--- Start of TASK INPUTS ---

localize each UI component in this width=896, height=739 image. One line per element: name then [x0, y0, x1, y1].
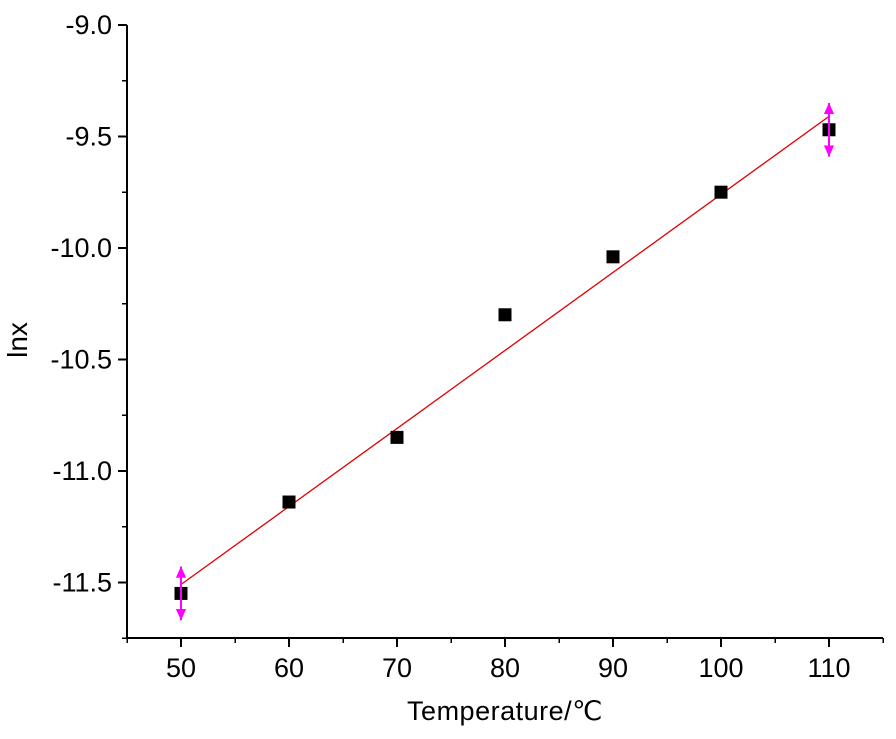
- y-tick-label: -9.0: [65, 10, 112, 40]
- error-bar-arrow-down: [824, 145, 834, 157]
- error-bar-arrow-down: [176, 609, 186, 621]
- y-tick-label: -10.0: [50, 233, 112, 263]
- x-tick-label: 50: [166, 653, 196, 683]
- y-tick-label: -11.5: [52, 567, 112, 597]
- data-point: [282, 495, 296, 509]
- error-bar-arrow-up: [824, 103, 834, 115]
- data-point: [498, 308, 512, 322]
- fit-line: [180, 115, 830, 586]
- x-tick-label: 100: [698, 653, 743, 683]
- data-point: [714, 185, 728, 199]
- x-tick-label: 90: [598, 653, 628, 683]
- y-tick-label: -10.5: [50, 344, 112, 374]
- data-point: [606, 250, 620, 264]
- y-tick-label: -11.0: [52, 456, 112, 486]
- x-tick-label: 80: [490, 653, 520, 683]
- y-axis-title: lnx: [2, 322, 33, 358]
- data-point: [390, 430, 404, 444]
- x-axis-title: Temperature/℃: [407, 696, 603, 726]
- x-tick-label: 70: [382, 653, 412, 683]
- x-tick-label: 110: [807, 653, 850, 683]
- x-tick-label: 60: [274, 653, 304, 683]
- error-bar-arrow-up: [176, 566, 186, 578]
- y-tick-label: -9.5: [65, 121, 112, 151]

--- End of TASK INPUTS ---
--- Start of TASK INPUTS ---

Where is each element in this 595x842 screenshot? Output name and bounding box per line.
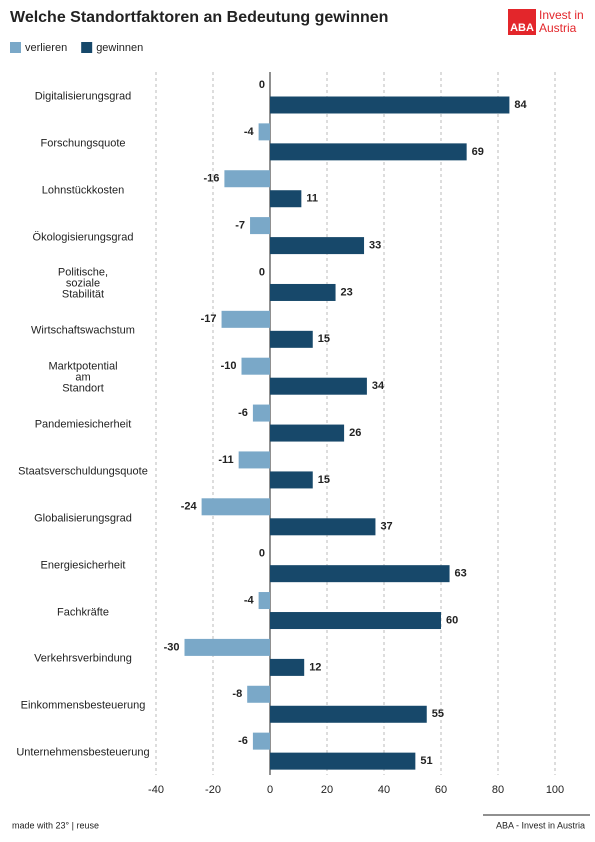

--- End of TASK INPUTS ---

*STATED PROBLEM:*
Copy the items above word for word, from the line with "localize each UI" to the line with "- y-tick-label: -9.5: [65, 121, 112, 151]", including both of those lines. Leave the pictures out.

*ANSWER TO THIS TASK:*
localize each UI component in this width=896, height=739 image. One line per element: name then [x0, y0, x1, y1].
- y-tick-label: -9.0: [65, 10, 112, 40]
- error-bar-arrow-down: [824, 145, 834, 157]
- error-bar-arrow-down: [176, 609, 186, 621]
- y-tick-label: -10.0: [50, 233, 112, 263]
- x-tick-label: 50: [166, 653, 196, 683]
- y-tick-label: -11.5: [52, 567, 112, 597]
- data-point: [282, 495, 296, 509]
- error-bar-arrow-up: [824, 103, 834, 115]
- data-point: [498, 308, 512, 322]
- fit-line: [180, 115, 830, 586]
- x-tick-label: 100: [698, 653, 743, 683]
- data-point: [714, 185, 728, 199]
- x-tick-label: 90: [598, 653, 628, 683]
- y-tick-label: -10.5: [50, 344, 112, 374]
- data-point: [606, 250, 620, 264]
- y-tick-label: -11.0: [52, 456, 112, 486]
- x-tick-label: 80: [490, 653, 520, 683]
- y-axis-title: lnx: [2, 322, 33, 358]
- data-point: [390, 430, 404, 444]
- x-axis-title: Temperature/℃: [407, 696, 603, 726]
- x-tick-label: 70: [382, 653, 412, 683]
- x-tick-label: 110: [807, 653, 850, 683]
- x-tick-label: 60: [274, 653, 304, 683]
- error-bar-arrow-up: [176, 566, 186, 578]
- y-tick-label: -9.5: [65, 121, 112, 151]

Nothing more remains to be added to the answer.